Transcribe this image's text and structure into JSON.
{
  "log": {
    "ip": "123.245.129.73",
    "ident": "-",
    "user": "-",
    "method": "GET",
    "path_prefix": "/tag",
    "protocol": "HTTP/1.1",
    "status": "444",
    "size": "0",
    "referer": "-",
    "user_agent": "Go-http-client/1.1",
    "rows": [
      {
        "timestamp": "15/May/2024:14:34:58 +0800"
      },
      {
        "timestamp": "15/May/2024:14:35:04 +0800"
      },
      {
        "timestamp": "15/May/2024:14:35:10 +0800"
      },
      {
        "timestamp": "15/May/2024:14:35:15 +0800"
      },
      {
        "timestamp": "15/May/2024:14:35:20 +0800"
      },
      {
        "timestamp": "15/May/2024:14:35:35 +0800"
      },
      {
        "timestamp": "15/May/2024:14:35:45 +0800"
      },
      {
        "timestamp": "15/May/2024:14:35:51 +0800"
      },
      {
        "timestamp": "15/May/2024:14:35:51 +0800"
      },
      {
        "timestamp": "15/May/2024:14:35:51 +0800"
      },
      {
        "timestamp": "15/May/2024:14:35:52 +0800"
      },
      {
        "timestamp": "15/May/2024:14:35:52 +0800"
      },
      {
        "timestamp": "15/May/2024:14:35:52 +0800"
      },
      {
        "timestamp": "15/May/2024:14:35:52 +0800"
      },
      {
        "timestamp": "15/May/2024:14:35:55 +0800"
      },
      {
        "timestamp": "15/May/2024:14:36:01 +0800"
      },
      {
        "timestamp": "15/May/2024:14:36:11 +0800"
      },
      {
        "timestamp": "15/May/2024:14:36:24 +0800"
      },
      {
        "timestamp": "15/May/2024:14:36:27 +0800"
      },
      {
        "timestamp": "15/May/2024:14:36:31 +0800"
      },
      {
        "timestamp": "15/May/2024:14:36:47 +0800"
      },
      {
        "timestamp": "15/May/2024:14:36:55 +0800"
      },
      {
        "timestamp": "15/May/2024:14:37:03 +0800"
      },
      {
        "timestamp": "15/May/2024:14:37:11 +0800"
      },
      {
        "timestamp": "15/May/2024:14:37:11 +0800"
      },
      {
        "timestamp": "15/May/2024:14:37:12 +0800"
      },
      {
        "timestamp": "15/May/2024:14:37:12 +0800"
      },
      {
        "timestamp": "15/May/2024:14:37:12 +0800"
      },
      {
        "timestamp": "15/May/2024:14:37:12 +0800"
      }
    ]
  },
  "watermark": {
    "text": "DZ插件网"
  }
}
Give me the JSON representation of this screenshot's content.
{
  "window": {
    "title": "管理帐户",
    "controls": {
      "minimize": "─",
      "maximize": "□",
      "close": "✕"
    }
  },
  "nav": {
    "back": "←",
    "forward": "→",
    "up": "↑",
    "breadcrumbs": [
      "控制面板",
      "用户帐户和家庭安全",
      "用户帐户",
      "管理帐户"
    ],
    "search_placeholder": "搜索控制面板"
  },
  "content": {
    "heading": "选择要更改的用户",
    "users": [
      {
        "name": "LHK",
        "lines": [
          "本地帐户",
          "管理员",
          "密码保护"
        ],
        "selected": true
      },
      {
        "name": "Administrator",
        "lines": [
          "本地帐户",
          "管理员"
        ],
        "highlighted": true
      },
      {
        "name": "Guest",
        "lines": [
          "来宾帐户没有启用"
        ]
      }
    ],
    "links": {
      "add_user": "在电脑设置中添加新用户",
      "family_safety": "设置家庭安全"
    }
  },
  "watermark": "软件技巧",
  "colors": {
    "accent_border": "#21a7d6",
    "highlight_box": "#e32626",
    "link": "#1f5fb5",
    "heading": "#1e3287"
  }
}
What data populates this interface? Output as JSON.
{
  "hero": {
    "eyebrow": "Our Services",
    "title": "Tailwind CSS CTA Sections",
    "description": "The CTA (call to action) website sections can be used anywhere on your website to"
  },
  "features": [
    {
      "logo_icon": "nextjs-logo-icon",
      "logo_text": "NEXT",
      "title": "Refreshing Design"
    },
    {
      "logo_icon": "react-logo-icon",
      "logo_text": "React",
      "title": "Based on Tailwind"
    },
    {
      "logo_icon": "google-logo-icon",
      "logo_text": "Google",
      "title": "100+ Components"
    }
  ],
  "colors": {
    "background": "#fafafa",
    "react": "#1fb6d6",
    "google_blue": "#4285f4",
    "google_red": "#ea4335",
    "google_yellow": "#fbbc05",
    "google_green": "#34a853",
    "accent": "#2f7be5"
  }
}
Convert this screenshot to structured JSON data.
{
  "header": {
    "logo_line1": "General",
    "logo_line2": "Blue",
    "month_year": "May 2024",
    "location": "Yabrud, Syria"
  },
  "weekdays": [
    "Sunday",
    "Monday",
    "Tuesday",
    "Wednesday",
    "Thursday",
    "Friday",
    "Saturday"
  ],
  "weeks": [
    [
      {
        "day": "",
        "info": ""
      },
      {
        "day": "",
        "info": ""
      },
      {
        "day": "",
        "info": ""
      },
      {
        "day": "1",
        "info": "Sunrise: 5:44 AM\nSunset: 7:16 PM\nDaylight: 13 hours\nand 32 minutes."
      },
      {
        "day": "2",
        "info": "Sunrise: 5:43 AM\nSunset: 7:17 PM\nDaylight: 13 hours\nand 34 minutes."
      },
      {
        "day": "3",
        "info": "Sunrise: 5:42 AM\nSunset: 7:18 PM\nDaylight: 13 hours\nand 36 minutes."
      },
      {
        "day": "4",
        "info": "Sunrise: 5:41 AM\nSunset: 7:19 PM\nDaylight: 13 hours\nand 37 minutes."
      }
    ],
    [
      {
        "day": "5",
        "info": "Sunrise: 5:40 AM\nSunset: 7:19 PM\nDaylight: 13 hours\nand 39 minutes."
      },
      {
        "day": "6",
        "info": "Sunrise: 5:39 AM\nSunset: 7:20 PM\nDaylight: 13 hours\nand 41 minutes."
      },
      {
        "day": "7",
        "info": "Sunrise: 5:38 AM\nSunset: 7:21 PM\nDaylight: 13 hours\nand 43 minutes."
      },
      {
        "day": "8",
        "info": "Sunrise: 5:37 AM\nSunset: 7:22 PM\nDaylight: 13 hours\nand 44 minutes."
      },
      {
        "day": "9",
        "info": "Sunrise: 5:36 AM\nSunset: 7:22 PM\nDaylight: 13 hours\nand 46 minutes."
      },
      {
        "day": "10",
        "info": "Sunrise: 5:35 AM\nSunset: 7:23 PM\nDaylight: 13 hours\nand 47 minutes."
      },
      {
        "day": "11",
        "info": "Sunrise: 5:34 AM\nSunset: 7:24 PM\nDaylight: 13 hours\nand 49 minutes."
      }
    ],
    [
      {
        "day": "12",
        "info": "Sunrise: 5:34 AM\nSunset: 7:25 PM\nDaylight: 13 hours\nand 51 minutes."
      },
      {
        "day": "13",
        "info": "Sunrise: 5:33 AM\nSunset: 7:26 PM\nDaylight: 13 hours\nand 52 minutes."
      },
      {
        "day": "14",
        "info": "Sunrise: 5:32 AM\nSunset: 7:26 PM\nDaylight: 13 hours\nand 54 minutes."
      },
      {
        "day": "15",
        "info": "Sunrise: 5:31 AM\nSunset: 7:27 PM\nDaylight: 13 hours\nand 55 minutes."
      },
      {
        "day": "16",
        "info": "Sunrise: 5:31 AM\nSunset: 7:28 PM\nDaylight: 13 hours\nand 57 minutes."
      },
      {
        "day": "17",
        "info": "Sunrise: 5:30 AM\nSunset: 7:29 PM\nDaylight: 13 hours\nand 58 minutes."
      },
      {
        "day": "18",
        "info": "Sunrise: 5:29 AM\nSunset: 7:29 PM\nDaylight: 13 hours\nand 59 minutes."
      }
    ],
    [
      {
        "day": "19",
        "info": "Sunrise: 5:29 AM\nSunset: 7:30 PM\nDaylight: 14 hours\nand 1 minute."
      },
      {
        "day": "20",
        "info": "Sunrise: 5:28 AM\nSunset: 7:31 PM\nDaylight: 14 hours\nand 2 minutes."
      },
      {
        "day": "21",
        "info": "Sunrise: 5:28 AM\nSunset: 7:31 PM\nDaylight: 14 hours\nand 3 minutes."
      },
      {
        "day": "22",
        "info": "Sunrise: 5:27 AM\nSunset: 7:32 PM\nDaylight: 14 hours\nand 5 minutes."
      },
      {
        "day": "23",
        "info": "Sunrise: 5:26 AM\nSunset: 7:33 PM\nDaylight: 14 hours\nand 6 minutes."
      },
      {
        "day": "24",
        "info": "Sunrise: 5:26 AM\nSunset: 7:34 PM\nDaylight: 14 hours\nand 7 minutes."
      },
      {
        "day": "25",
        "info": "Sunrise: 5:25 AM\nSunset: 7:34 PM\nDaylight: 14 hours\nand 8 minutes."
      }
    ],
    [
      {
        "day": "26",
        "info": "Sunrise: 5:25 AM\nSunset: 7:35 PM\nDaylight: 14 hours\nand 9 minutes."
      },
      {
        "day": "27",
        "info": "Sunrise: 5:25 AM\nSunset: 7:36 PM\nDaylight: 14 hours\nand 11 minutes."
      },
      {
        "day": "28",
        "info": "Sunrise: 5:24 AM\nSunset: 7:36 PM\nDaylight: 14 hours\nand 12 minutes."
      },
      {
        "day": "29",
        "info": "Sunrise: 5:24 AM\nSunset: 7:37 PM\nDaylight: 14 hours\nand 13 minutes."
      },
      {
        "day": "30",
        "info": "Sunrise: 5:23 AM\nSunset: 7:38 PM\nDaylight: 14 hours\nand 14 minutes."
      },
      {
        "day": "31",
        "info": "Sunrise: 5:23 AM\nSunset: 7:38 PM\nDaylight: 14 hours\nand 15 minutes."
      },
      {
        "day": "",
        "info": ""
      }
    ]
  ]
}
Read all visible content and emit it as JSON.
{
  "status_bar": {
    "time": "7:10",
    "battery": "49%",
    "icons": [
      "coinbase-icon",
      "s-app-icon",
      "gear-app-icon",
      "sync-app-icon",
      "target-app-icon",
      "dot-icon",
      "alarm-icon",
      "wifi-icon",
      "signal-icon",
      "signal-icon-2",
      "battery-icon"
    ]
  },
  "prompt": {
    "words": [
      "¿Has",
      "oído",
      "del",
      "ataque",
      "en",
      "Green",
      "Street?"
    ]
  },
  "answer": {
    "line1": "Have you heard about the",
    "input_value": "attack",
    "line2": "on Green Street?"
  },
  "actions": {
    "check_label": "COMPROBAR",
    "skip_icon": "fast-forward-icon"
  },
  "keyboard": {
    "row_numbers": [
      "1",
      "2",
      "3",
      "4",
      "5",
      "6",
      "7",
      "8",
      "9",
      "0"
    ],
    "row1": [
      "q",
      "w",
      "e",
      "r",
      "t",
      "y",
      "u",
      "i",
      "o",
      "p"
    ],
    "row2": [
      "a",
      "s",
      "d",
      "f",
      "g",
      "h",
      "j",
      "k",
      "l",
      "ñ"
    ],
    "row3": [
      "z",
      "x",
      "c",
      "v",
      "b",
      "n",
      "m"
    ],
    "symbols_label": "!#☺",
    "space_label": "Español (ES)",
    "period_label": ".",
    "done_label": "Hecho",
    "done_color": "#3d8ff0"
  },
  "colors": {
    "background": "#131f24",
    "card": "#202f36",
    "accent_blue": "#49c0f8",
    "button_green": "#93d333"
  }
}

__WRITTEN PROBLEM__
List each line holding the string "JSON".

__SOLUTION FOR THIS TASK__
Transcribe this image's text and structure into JSON.
Give me the JSON representation of this screenshot's content.
What data populates this interface? Output as JSON.
Convert this screenshot to structured JSON data.
Read all visible content and emit it as JSON.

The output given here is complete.